• [Textabschnitt]
>>

Teenager ausser Rand und Band, muss dass wirklich so sein ?!
Ich bin manchmal erstaunt und vielleicht findest du dich gerade auch wieder in meinern Aussagen, die ich immer wieder im Alltag höre:
„Ahhhh, er kommt halt in die Pubertät!“
„Hatte sie ihre Tage!“
„Das ist völlig normal, dass er so ausser Rand und Band ist!“
„Das sind halt die Hormone.“
„Kinder in der Pubertät sind halt schwierig.“
„Jetzt wirds erst recht schwierig!“
Was fallen dir noch für Aussagen ein?
An vielen solchen Aussagen fühle ich oft wie hilflos die Eltern sind.
Sie fühlen, dass sich gerade in der Beziehung zum Kind, was verändert und können es nur diffus einordnen, was gerade bei ihrem Kind und ihnen selbst geschieht.
Und weil es wie zum guten Ton gehört, entlastet das Wort Pubertät.
Es ist wie eine Entschuldigung.
- Es ist oft wie der Anker, wo Eltern einbisschen Orientierung erfahren. Einbisseln Halt.
Aus meiner Sicht haben wir Pubertät völlig falsch verstanden.
Es muss nicht sein, dass du oder dein Kind schwierig werden und es einfach so ist sondern es verändert sich was auf der Beziehungsebene.
Und weil viele von uns Erwachsenen Bindungsprägungen erfahren haben, schürt die einkehrende Autonomiephase des Teenager, Ängste und Nöte in uns Eltern wach.
Hat das Kind die ersten Jahre genügend verlässliche Bindung erfahren, ist dieses Band zwischen Eltern und Kind stabil und der Übergang in die Autonomiephase gelingt spielend leicht.
Der Teenager erlebt sich als Autonomer, darf mehr Eigenverantwortung übernehmen und zieht in die Welt hinaus.
Oft wird diese Phase in der sogenannten „Vorpubertät“ ab 10 Jahren schon sachte eingeläutet.
Der Teenager weiss jedoch innerlich, dass er bei seinen engsten Bindungspersonen immer wieder Regulation und Sicherheit erfährt.
Er lehnt sich gerne an, sucht Nähe, wenn er sie möchte und Kontakt.
- Gibt es oft Streit oder Konflikte ist es wichtig als Eltern seinen liebevollen Standpunkt zu haben und wohlwollend, interessiert mit dem Teenager in Verbindung zu bleiben.
- Zieht sich der Teenager nur noch in sein Zimmer zurück, ist es deine Aufgabe als Eltern mit ihm immer wieder in Kontakt zu gehen.
Sie dürfen sich zurückziehen, ihr Wunsch nach Privatsphäre sollte gewahrt werden und doch braucht es Bindung.
Hat das Kind in den ersten Jahre eine sichere und verlässliche Bindung erlebt, wird es sie immer wieder zu dir suchen und sie finden, wenn es der Teenager braucht.
Wenn in dir ein Gefühl von Ohnmacht, Hilflosigkeit, Resignation, versuchte Kontrolle hochkommt, ist es Zeit dir Unterstützung durch eine Fachperson zu holen.

<<

• [Aufgabenstellung]
Beantworte diese Fragen mit Angaben aus dem Textabschnitt über Teenager und Pubertät:
(a) Womit vergleicht der Textabschnitt das Wort Pubertät für die Eltern?
(b) Ab welchem Alter wird die Autonomiephase oft schon sachte eingeläutet, und wie heißt diese Zeit?
(c) Was sollen Eltern tun, wenn in ihnen Ohnmacht, Hilflosigkeit, Resignation oder versuchte Kontrolle hochkommt?

• [Ausgelesene Datensätze]
>>

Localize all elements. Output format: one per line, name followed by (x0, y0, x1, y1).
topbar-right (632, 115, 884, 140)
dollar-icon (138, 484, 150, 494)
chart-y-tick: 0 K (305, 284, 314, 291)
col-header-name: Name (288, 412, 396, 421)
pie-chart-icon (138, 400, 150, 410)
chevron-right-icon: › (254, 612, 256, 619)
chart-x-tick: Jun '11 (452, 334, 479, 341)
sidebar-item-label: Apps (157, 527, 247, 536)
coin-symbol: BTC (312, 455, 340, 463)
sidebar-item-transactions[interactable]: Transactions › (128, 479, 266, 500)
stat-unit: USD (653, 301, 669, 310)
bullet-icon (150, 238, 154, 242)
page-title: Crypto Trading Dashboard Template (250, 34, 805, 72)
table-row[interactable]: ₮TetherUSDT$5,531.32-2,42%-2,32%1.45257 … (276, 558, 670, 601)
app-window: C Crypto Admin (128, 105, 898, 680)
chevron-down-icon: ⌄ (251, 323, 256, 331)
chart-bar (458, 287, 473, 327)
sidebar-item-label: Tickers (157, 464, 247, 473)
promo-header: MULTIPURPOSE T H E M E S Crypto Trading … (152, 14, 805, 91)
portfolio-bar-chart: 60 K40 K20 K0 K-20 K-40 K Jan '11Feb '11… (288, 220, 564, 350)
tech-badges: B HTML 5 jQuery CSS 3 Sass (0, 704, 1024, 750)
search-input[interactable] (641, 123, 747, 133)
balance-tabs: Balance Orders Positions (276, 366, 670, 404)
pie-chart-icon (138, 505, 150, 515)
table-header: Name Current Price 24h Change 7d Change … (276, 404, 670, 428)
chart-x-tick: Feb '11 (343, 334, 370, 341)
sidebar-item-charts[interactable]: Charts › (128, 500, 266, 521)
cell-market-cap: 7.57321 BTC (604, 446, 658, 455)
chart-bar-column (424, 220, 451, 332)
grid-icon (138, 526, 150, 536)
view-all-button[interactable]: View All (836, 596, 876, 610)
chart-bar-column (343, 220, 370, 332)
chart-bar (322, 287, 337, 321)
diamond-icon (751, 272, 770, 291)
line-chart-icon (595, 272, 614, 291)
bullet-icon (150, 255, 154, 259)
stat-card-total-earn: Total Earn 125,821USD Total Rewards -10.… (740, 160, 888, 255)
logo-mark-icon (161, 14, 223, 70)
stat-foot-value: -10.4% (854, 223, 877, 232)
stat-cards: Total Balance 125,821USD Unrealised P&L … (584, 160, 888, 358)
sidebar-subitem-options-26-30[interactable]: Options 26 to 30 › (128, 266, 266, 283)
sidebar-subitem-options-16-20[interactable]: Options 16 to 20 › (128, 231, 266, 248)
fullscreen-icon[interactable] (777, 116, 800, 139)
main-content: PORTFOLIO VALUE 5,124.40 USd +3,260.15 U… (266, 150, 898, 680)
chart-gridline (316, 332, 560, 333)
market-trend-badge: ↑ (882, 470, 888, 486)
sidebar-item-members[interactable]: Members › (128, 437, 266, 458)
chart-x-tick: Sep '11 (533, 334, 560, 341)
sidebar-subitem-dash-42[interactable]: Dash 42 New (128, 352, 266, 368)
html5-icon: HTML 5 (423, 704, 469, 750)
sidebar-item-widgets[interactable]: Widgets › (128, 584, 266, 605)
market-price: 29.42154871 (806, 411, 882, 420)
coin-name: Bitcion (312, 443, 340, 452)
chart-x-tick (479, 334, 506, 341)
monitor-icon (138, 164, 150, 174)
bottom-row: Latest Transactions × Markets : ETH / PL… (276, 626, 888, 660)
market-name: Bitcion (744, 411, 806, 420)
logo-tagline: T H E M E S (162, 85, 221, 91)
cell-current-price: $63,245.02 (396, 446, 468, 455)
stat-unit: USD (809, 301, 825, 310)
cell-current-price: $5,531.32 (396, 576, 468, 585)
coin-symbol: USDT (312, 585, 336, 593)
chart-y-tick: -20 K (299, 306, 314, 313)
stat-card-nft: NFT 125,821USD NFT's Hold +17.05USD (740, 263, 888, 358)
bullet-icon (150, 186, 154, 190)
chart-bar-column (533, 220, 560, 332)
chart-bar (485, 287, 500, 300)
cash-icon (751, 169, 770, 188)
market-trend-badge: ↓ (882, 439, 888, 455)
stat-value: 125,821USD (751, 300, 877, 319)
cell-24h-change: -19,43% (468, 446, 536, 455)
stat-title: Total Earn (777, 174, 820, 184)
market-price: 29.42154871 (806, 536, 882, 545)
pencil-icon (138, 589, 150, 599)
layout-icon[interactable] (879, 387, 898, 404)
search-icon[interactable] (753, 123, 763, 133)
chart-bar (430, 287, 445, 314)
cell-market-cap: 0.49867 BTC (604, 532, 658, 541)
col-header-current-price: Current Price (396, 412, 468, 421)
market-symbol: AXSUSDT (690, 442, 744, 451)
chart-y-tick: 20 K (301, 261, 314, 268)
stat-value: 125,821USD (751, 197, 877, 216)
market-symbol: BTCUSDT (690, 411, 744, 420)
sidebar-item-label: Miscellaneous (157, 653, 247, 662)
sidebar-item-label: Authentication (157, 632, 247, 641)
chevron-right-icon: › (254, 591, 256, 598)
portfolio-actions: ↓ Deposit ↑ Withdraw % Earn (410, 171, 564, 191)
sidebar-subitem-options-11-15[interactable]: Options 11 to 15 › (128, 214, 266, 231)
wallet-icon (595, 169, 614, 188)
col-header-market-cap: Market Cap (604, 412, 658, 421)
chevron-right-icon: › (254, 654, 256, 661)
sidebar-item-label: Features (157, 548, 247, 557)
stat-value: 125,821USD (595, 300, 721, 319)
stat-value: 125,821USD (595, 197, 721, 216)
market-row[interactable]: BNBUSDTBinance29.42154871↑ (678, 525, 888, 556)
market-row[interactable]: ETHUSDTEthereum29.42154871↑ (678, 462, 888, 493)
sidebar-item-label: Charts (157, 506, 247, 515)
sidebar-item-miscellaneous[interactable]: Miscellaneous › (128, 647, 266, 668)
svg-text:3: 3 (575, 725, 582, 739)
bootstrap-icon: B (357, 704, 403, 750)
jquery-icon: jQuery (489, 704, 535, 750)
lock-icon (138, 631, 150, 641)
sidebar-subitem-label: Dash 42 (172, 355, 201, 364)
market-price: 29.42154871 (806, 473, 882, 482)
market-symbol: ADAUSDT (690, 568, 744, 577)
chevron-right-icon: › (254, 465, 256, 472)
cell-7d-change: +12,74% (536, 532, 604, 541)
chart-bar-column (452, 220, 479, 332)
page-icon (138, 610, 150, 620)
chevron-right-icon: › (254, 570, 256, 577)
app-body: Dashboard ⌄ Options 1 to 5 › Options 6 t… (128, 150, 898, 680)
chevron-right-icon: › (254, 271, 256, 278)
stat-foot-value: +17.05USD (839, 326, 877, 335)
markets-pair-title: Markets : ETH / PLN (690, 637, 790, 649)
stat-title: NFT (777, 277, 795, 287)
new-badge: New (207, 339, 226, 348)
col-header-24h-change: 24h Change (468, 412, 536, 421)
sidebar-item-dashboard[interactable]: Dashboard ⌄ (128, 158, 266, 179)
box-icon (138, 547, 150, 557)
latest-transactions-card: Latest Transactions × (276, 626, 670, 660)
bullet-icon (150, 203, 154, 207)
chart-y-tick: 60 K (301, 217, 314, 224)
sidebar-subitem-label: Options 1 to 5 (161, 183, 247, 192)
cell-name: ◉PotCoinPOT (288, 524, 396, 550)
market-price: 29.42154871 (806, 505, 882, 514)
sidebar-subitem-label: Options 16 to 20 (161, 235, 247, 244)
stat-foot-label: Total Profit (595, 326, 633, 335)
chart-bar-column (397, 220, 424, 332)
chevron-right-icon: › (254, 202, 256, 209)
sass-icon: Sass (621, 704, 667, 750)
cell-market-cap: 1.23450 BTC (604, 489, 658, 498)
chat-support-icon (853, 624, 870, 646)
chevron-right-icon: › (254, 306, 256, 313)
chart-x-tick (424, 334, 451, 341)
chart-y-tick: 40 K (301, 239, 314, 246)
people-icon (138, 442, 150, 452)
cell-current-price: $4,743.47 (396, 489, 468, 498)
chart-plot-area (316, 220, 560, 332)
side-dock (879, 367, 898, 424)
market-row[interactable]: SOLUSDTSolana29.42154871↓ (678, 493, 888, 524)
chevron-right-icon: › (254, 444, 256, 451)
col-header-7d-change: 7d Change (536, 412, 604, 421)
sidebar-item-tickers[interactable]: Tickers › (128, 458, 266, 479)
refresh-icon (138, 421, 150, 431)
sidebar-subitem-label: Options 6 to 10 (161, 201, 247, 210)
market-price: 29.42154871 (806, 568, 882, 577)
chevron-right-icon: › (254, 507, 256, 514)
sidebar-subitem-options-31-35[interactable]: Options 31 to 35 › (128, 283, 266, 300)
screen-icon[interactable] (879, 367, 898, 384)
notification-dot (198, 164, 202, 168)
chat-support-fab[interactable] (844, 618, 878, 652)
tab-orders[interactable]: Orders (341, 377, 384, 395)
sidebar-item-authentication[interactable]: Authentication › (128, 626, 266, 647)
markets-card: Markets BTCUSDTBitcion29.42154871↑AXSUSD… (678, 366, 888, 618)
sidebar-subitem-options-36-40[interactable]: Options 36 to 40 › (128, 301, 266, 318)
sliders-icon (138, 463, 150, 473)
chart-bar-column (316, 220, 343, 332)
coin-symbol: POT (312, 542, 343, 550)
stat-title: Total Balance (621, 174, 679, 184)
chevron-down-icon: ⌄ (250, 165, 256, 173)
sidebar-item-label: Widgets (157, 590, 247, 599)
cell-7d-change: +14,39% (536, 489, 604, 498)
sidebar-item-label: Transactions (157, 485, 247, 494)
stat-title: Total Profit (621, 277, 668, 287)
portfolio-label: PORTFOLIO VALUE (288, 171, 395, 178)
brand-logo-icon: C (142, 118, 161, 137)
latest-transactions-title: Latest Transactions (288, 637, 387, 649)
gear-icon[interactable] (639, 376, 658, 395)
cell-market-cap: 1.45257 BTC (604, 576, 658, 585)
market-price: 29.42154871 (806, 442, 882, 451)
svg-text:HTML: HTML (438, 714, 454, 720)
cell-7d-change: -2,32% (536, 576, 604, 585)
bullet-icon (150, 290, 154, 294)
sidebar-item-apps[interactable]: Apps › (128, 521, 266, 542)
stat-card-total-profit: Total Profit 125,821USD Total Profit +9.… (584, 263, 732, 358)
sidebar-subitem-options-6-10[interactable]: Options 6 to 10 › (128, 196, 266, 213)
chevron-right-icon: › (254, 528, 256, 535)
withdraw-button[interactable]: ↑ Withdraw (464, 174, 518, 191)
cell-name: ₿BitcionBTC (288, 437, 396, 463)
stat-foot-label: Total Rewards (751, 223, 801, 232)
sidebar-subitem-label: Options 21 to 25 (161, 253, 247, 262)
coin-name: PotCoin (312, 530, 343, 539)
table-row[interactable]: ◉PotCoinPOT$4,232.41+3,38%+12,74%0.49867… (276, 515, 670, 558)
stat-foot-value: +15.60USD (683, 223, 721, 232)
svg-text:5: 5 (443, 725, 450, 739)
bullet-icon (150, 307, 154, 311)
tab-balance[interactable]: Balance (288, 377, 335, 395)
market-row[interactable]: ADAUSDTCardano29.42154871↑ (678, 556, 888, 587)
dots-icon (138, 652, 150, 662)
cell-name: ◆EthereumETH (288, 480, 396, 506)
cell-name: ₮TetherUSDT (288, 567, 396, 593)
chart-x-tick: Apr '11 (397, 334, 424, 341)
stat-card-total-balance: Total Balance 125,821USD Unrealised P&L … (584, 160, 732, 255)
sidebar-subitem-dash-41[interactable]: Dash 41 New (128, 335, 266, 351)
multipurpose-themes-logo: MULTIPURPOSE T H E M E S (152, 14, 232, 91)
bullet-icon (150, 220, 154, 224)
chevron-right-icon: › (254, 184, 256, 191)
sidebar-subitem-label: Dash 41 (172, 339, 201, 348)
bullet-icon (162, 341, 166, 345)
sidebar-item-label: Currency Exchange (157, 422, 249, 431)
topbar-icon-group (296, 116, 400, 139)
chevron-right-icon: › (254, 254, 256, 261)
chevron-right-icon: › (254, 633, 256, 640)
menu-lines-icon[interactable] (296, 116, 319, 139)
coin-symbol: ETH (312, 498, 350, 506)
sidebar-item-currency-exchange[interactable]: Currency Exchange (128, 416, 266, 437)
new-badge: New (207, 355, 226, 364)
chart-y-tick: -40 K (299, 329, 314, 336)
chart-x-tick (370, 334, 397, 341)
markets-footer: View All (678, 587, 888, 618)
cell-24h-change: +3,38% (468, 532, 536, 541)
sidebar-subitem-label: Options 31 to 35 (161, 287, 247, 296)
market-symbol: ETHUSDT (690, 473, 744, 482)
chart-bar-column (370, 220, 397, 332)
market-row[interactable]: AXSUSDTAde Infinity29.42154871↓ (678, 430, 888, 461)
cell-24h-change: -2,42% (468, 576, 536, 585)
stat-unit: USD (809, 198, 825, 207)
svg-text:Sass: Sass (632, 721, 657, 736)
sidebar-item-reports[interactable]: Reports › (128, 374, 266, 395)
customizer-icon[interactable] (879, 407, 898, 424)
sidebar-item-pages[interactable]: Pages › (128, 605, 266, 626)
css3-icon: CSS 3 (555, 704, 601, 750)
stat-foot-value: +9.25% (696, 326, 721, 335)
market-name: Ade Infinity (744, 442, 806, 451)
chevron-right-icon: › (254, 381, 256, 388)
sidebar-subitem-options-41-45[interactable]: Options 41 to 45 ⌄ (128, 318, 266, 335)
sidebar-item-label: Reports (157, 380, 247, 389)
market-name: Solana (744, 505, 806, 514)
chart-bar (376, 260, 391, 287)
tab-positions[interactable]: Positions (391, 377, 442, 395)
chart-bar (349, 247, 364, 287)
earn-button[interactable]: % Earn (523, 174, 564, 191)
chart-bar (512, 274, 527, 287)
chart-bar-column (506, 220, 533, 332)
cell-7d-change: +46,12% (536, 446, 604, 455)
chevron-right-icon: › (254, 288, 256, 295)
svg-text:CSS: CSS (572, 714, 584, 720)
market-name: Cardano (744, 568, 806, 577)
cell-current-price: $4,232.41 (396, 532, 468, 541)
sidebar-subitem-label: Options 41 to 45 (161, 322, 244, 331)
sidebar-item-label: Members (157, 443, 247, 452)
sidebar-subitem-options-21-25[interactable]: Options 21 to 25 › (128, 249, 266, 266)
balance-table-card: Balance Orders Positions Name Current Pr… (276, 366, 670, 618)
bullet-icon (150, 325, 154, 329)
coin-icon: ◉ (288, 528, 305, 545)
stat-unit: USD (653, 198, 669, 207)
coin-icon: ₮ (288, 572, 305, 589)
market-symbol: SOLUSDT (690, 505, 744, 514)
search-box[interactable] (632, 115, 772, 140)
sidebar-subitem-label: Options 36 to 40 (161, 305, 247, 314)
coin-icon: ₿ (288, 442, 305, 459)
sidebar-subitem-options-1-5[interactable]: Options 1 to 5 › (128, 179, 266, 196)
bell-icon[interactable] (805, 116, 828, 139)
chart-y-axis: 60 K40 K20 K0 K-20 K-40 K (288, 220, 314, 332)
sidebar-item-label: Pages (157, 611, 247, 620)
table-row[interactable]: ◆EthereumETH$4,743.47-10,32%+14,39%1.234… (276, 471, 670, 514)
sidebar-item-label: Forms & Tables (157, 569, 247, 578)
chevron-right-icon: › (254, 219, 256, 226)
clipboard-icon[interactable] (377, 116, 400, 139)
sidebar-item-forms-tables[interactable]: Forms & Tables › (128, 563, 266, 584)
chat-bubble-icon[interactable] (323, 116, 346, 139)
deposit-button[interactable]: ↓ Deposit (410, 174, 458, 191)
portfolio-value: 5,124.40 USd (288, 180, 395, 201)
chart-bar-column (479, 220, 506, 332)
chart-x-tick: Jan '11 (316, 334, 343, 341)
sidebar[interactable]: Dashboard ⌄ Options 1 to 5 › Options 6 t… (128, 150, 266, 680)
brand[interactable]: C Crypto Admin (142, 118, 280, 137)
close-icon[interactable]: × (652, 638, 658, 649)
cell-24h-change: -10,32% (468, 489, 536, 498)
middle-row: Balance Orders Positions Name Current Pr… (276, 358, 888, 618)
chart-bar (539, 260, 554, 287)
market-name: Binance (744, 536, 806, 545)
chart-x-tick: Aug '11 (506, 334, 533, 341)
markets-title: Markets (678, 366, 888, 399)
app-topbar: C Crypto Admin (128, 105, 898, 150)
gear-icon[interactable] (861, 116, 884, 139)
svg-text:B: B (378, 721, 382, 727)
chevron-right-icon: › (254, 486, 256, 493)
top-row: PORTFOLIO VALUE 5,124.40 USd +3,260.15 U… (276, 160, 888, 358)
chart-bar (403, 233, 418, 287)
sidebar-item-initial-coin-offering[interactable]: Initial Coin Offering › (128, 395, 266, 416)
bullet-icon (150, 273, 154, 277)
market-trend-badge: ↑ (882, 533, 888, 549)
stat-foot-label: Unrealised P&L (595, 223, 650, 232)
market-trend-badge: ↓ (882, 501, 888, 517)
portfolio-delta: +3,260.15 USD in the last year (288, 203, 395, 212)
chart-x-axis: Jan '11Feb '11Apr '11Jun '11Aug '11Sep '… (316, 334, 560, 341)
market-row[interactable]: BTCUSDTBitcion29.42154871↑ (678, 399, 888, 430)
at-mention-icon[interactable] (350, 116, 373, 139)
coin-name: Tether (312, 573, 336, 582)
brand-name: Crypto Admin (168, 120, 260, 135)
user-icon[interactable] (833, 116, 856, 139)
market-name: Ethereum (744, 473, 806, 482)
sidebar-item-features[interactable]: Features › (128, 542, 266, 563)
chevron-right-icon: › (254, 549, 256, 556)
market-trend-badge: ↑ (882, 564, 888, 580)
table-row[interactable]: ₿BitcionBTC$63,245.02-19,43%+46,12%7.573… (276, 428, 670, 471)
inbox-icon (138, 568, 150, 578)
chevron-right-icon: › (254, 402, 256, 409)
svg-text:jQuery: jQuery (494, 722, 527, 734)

<<

• [Lösung]
(a) Mit einer Entschuldigung und mit einem Anker, an dem Eltern ein bisschen Orientierung und Halt finden.
(b) Ab 10 Jahren, in der sogenannten „Vorpubertät“.
(c) Sie sollen sich Unterstützung durch eine Fachperson holen.